--- MATERIAL FOR THIS TASK ---
——

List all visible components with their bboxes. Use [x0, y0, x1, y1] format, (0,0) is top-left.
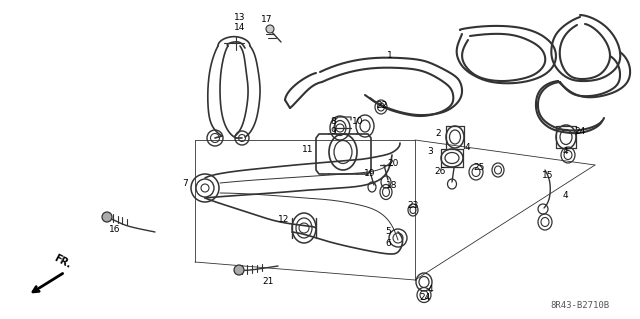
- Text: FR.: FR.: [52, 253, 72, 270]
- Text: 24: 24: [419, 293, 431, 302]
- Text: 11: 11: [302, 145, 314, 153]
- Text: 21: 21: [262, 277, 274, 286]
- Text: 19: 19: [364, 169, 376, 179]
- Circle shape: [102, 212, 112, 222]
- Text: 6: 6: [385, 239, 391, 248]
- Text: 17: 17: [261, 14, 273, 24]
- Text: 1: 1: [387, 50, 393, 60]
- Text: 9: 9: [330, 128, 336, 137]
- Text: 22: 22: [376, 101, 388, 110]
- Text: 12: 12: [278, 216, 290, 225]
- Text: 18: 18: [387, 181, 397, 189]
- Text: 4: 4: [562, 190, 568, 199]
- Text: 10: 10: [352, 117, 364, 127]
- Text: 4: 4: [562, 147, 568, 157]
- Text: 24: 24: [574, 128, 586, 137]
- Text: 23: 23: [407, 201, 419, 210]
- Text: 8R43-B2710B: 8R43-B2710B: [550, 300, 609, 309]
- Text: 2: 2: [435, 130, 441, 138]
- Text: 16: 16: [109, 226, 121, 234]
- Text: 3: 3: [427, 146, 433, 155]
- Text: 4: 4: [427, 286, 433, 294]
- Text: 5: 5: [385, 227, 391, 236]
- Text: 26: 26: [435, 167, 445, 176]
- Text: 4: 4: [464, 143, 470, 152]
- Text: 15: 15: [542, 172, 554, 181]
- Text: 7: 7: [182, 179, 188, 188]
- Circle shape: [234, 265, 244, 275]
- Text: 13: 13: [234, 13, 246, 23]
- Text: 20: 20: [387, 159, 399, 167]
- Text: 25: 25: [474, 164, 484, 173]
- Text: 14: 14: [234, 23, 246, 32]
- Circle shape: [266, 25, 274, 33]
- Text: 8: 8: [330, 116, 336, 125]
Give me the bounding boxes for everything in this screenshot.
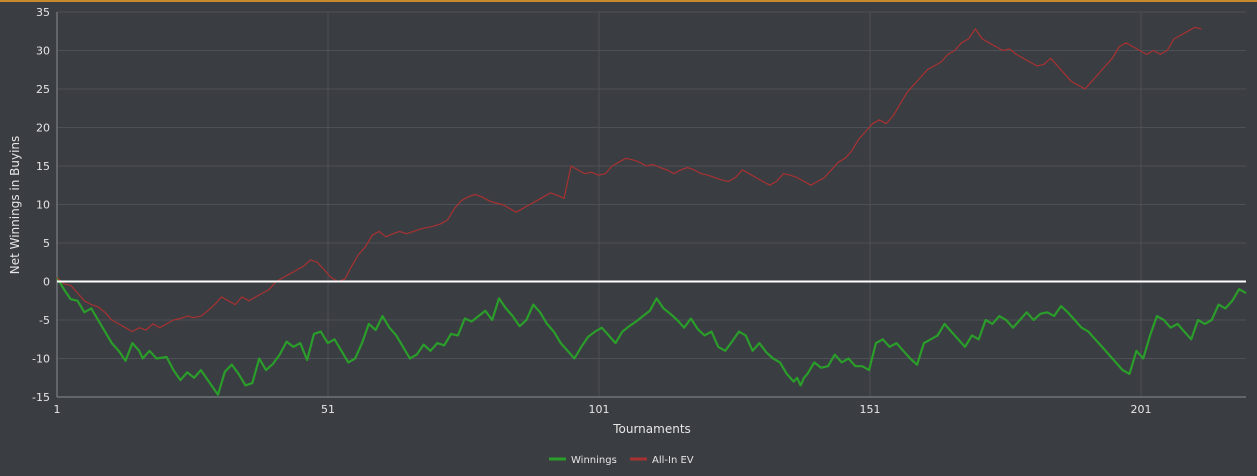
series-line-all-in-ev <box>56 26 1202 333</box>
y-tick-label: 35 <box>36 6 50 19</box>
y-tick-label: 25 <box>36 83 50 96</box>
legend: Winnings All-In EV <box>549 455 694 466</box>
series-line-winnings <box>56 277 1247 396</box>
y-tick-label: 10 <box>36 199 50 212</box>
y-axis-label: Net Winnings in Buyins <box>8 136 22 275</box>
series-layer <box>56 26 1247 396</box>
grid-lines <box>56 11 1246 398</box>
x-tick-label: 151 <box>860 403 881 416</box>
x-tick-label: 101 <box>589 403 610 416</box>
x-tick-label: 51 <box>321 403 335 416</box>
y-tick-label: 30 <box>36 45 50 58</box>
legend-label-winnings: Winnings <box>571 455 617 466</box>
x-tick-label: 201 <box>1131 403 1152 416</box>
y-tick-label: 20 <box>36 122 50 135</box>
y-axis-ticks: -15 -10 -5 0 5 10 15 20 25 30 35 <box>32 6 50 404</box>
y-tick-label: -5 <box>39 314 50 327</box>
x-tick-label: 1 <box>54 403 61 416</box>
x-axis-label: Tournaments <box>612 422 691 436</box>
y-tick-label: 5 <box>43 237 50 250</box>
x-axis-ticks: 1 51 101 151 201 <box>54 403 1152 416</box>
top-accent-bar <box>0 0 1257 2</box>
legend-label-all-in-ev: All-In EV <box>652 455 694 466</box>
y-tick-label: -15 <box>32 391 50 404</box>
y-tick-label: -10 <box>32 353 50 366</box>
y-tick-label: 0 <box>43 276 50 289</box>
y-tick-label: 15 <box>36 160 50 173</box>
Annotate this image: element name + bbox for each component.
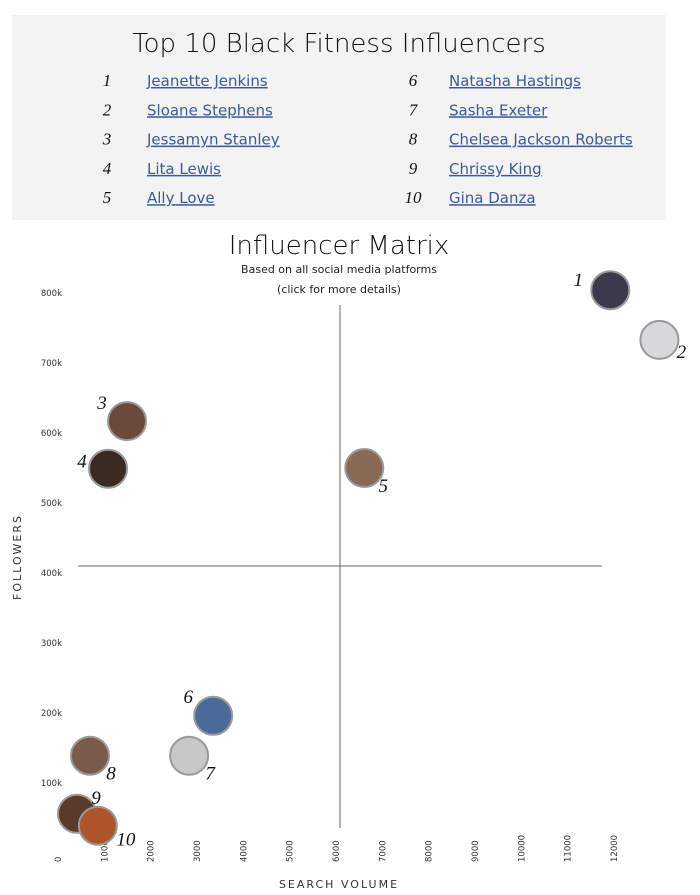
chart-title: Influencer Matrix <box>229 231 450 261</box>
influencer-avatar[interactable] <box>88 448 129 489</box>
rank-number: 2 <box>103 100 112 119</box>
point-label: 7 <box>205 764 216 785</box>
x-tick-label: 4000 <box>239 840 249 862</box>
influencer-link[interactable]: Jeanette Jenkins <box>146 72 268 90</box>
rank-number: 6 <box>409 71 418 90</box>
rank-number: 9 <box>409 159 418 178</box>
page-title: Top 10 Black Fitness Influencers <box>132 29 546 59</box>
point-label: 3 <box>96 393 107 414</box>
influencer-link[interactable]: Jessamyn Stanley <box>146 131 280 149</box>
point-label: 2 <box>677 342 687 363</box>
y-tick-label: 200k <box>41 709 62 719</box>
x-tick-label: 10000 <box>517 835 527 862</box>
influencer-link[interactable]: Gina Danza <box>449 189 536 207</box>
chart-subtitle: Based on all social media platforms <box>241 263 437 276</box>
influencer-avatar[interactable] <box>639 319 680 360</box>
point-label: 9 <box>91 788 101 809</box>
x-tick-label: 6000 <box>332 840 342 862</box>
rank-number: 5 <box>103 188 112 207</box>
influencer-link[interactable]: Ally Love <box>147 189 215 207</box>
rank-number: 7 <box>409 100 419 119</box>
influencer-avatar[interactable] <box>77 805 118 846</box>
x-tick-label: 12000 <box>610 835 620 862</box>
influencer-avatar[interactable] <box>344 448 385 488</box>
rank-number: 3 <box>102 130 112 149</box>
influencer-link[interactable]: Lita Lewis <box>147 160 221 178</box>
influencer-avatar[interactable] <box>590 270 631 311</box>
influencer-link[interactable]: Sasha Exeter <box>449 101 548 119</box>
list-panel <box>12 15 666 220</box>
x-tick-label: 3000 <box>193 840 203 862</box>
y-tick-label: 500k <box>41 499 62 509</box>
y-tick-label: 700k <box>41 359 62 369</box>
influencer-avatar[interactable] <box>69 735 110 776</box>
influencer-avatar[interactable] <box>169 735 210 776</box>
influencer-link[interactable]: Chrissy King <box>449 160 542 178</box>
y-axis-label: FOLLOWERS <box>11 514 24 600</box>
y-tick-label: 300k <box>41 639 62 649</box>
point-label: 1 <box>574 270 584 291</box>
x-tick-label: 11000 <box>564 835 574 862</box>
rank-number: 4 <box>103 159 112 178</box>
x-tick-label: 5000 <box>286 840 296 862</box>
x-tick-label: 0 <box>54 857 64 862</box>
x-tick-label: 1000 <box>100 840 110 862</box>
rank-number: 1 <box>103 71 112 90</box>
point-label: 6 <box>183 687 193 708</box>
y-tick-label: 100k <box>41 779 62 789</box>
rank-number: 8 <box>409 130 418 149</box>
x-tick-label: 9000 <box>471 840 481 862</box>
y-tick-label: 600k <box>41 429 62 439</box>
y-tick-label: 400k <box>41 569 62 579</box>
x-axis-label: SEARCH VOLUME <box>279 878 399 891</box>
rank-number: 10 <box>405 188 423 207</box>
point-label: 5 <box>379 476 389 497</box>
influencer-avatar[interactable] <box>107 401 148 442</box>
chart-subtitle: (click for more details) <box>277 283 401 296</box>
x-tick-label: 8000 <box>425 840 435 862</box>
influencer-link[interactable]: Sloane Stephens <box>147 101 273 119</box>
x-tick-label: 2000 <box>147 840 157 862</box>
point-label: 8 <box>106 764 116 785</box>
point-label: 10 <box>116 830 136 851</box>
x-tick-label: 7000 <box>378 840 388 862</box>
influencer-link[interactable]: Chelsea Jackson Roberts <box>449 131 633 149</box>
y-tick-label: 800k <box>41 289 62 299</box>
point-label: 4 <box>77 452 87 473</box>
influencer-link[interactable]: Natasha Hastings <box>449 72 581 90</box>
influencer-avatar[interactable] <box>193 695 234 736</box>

——

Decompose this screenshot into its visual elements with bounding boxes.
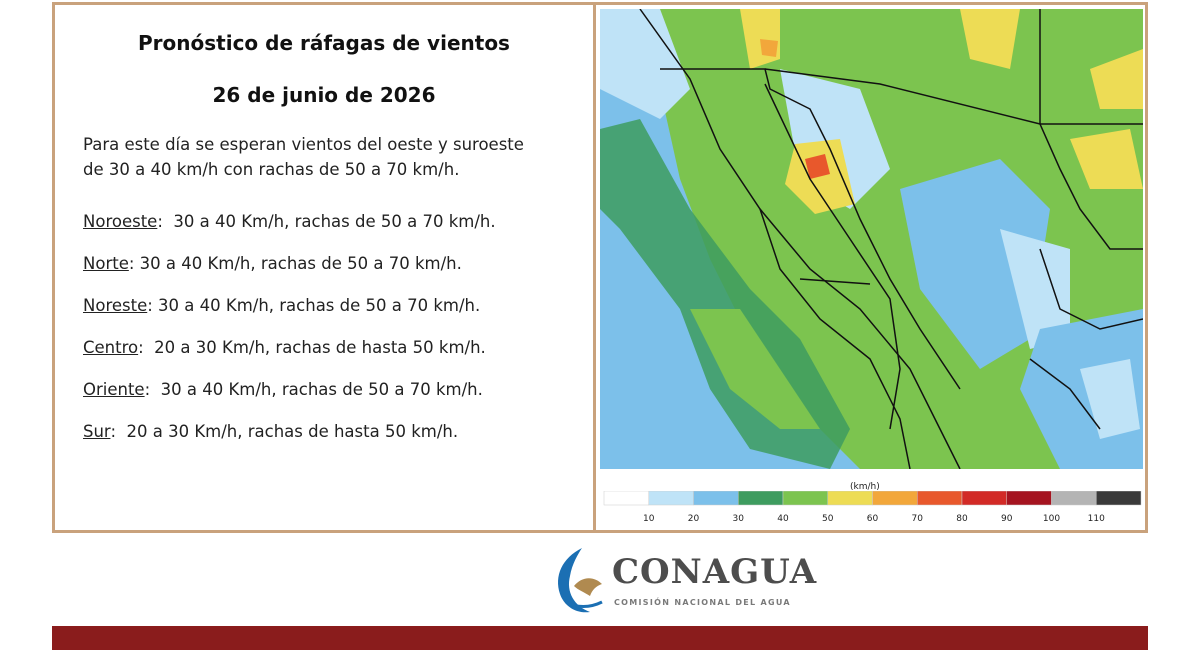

——

--- WHAT IS REQUIRED ---
How many rows contain the string "axis"? Reply with the count alone.

--- SOLVED EXERCISE ---
6